AIM OF THE TASK:
Copy the part of the listing that opens with the line containing "current-vector [218,101,226,114]" and closes with the line containing "current-vector [355,165,371,171]", word for word, with both of those lines included.

Start of SUPPLIED RECORDS

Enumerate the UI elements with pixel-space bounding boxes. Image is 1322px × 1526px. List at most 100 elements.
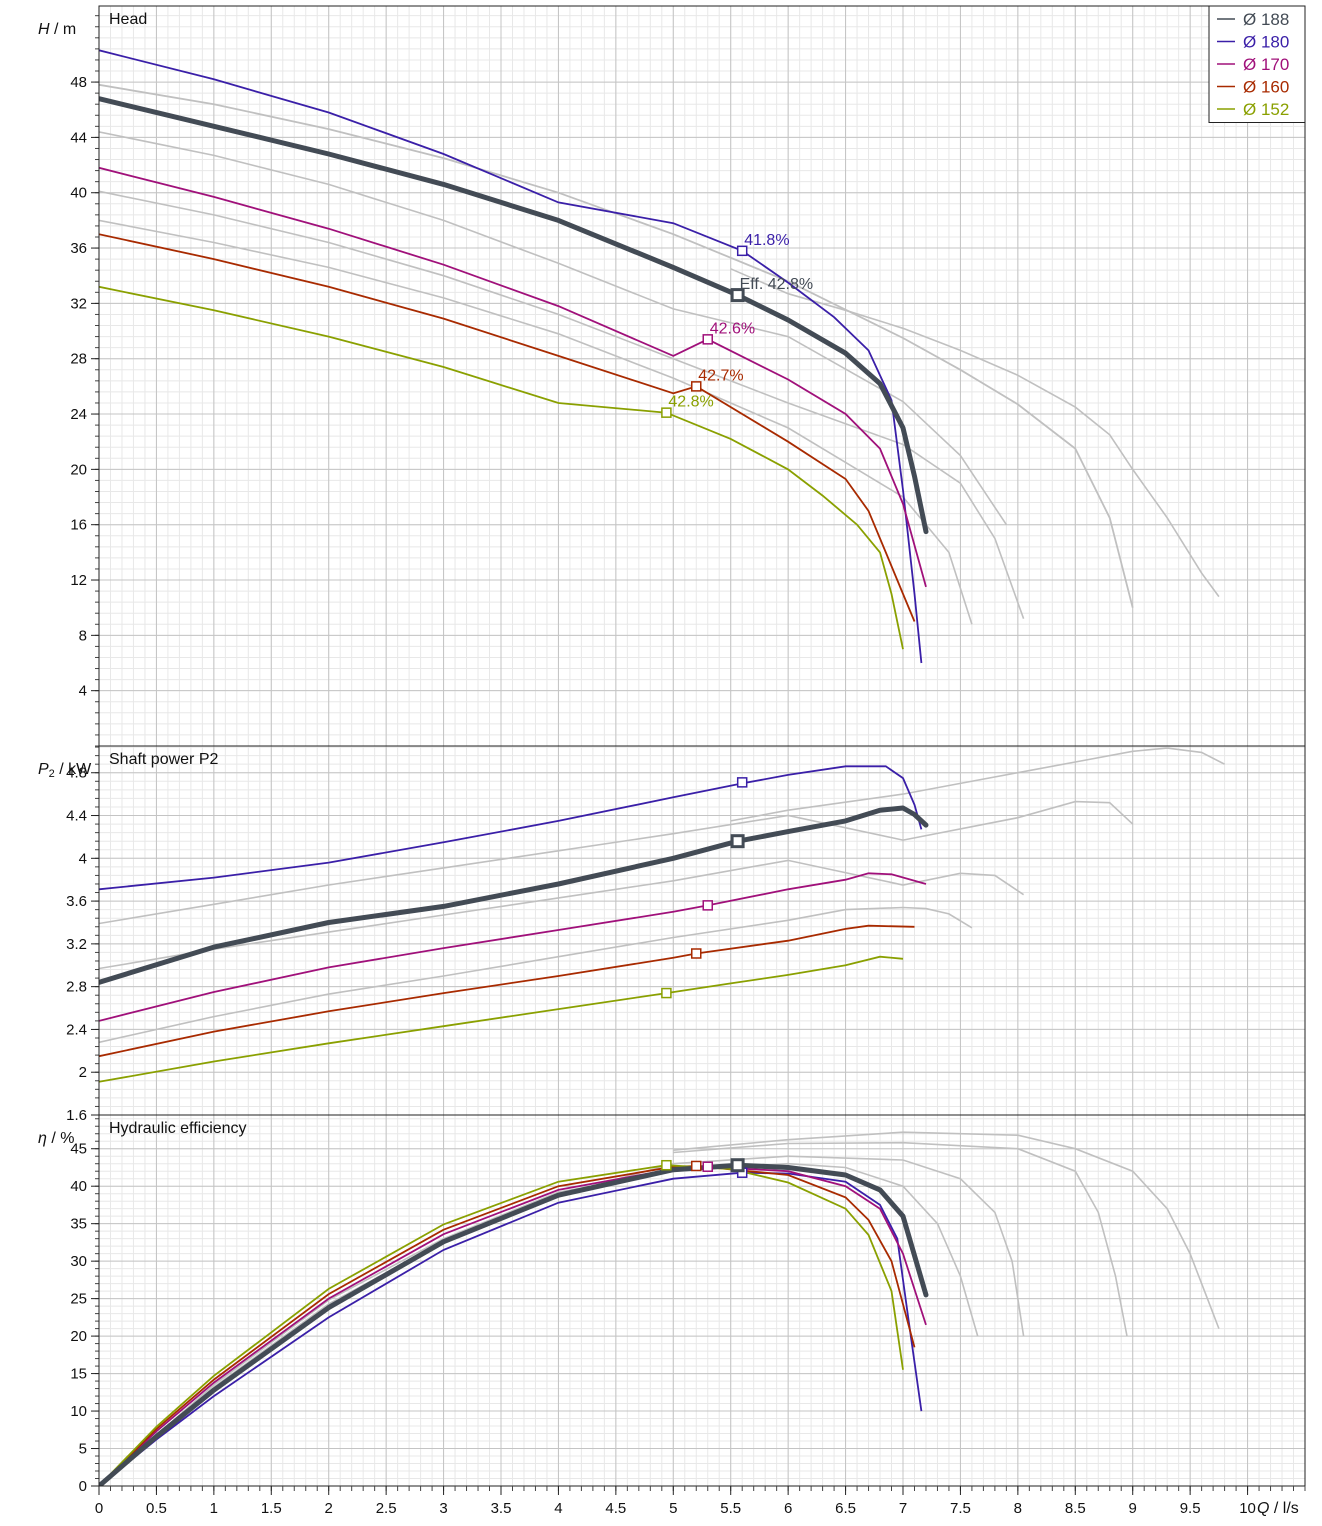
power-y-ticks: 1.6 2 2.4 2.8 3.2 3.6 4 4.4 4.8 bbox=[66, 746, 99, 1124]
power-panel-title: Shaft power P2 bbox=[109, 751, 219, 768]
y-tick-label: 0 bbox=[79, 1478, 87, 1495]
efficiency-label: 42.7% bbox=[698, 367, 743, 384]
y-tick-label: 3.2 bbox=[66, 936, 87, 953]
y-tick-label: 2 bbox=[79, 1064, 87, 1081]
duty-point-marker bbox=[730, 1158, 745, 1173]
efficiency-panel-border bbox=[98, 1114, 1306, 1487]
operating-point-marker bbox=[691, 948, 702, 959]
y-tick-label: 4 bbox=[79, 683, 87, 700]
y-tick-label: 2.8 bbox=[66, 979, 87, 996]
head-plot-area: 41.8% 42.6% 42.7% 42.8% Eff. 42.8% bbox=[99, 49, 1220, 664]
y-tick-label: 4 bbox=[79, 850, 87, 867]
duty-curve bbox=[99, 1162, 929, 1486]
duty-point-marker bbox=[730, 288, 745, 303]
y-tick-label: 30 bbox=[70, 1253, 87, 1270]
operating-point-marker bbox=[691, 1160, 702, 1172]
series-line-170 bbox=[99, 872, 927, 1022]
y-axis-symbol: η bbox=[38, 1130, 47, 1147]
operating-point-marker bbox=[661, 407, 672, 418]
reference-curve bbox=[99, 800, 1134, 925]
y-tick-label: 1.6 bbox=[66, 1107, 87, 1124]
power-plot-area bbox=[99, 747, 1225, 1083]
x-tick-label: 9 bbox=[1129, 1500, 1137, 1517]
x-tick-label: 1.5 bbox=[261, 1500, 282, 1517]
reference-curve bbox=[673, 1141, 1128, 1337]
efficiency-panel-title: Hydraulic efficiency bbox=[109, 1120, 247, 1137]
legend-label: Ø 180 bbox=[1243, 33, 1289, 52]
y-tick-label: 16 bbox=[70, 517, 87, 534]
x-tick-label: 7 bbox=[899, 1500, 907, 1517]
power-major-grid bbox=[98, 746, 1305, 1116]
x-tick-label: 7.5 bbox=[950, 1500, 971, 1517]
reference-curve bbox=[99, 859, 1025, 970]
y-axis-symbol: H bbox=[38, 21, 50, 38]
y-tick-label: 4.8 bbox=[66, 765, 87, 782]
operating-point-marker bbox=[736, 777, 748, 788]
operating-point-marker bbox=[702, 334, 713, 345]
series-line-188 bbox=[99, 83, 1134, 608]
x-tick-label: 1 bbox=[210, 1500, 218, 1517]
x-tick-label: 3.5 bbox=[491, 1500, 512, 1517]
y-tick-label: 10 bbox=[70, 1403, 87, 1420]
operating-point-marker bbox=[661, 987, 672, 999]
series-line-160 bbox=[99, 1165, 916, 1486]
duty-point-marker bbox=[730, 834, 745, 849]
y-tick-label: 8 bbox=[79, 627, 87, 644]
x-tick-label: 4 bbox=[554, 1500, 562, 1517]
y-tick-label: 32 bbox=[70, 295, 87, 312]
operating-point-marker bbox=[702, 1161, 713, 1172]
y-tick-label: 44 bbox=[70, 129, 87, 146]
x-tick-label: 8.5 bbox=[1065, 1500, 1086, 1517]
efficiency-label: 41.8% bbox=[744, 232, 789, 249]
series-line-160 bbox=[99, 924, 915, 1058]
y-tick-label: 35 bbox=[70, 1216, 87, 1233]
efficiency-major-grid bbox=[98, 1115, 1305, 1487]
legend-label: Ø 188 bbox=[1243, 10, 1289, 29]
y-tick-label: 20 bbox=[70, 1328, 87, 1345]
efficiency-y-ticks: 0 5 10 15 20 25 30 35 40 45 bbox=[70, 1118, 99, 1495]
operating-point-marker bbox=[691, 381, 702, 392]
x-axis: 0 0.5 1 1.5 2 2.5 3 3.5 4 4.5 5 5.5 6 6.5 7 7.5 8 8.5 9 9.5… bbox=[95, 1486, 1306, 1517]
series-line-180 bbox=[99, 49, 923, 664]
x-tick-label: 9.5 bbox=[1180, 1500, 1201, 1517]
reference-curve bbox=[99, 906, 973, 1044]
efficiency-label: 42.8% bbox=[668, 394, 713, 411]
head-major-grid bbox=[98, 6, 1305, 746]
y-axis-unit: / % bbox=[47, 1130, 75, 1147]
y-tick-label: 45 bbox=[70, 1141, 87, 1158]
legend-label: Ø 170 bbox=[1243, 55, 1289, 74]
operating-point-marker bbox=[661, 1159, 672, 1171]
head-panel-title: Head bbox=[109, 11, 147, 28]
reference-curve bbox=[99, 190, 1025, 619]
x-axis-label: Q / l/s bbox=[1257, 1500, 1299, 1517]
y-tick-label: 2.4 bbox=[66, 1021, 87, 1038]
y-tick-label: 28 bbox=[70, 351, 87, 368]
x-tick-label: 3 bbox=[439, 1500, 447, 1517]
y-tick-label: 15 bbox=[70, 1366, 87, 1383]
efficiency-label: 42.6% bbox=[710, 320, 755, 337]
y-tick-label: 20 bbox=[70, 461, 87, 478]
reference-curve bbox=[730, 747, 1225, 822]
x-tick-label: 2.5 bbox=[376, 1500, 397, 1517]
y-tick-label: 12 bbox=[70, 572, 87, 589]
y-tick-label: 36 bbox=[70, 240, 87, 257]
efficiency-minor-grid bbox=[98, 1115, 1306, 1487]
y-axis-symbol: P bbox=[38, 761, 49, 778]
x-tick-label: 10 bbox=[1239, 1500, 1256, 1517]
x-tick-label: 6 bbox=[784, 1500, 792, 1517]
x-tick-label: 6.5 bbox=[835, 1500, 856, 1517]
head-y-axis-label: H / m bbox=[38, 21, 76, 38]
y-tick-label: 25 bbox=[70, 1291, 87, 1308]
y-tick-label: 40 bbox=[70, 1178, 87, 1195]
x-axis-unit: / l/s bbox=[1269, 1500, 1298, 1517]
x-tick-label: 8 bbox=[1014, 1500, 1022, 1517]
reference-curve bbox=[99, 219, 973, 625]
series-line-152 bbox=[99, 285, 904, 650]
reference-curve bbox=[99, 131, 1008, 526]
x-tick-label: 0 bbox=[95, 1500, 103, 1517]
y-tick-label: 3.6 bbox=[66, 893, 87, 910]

End of SUPPLIED RECORDS
Start of SUPPLIED RECORDS

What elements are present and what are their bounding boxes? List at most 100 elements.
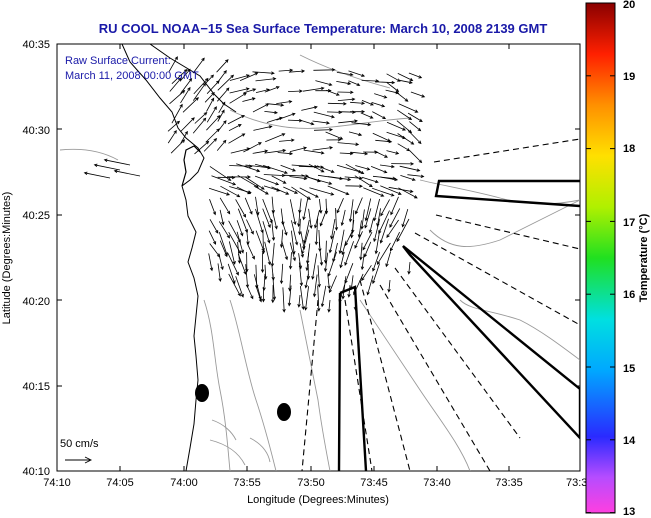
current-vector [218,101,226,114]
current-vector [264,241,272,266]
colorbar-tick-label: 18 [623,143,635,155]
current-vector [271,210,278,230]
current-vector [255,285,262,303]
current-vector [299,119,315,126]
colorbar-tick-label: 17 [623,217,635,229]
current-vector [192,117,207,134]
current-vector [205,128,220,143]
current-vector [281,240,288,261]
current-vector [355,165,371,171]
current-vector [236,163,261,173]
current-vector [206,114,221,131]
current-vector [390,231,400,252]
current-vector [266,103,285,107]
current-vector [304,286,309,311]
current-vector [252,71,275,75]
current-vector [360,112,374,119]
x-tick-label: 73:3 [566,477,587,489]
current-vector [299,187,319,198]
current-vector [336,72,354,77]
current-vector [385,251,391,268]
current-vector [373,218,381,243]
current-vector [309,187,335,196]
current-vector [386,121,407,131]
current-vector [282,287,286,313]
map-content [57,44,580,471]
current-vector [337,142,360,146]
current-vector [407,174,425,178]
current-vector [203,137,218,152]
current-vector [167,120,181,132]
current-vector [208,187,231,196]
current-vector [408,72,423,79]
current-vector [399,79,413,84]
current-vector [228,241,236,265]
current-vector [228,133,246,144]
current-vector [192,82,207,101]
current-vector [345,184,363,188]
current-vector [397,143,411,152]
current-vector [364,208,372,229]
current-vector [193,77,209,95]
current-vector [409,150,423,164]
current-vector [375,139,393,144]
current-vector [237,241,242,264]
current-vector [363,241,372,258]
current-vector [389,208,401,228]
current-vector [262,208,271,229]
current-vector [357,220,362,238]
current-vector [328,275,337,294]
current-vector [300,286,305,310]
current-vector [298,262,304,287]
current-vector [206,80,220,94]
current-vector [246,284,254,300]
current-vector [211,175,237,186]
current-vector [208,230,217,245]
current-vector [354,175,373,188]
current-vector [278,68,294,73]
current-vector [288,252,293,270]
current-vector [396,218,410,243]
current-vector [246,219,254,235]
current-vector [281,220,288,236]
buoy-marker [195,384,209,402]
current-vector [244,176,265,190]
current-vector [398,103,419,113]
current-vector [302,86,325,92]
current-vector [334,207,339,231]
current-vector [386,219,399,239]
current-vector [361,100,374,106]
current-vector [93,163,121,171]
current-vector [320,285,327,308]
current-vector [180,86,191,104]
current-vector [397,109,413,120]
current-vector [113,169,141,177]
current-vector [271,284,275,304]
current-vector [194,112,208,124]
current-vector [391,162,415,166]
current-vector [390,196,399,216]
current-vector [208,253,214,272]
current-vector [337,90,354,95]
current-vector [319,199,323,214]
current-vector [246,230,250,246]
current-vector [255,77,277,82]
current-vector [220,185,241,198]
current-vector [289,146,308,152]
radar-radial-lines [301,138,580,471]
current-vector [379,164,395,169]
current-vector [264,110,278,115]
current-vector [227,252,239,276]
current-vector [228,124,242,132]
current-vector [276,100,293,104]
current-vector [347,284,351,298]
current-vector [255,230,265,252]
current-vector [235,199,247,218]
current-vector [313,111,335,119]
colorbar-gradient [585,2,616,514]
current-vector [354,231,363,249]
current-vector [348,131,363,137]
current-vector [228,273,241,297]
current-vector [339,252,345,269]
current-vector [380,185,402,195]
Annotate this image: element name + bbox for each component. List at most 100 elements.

End of SUPPLIED RECORDS

TASK RESPONSE:
current-vector [218,101,226,114]
current-vector [264,241,272,266]
colorbar-tick-label: 18 [623,143,635,155]
current-vector [271,210,278,230]
current-vector [255,285,262,303]
current-vector [299,119,315,126]
colorbar-tick-label: 17 [623,217,635,229]
current-vector [192,117,207,134]
current-vector [205,128,220,143]
current-vector [281,240,288,261]
current-vector [355,165,371,171]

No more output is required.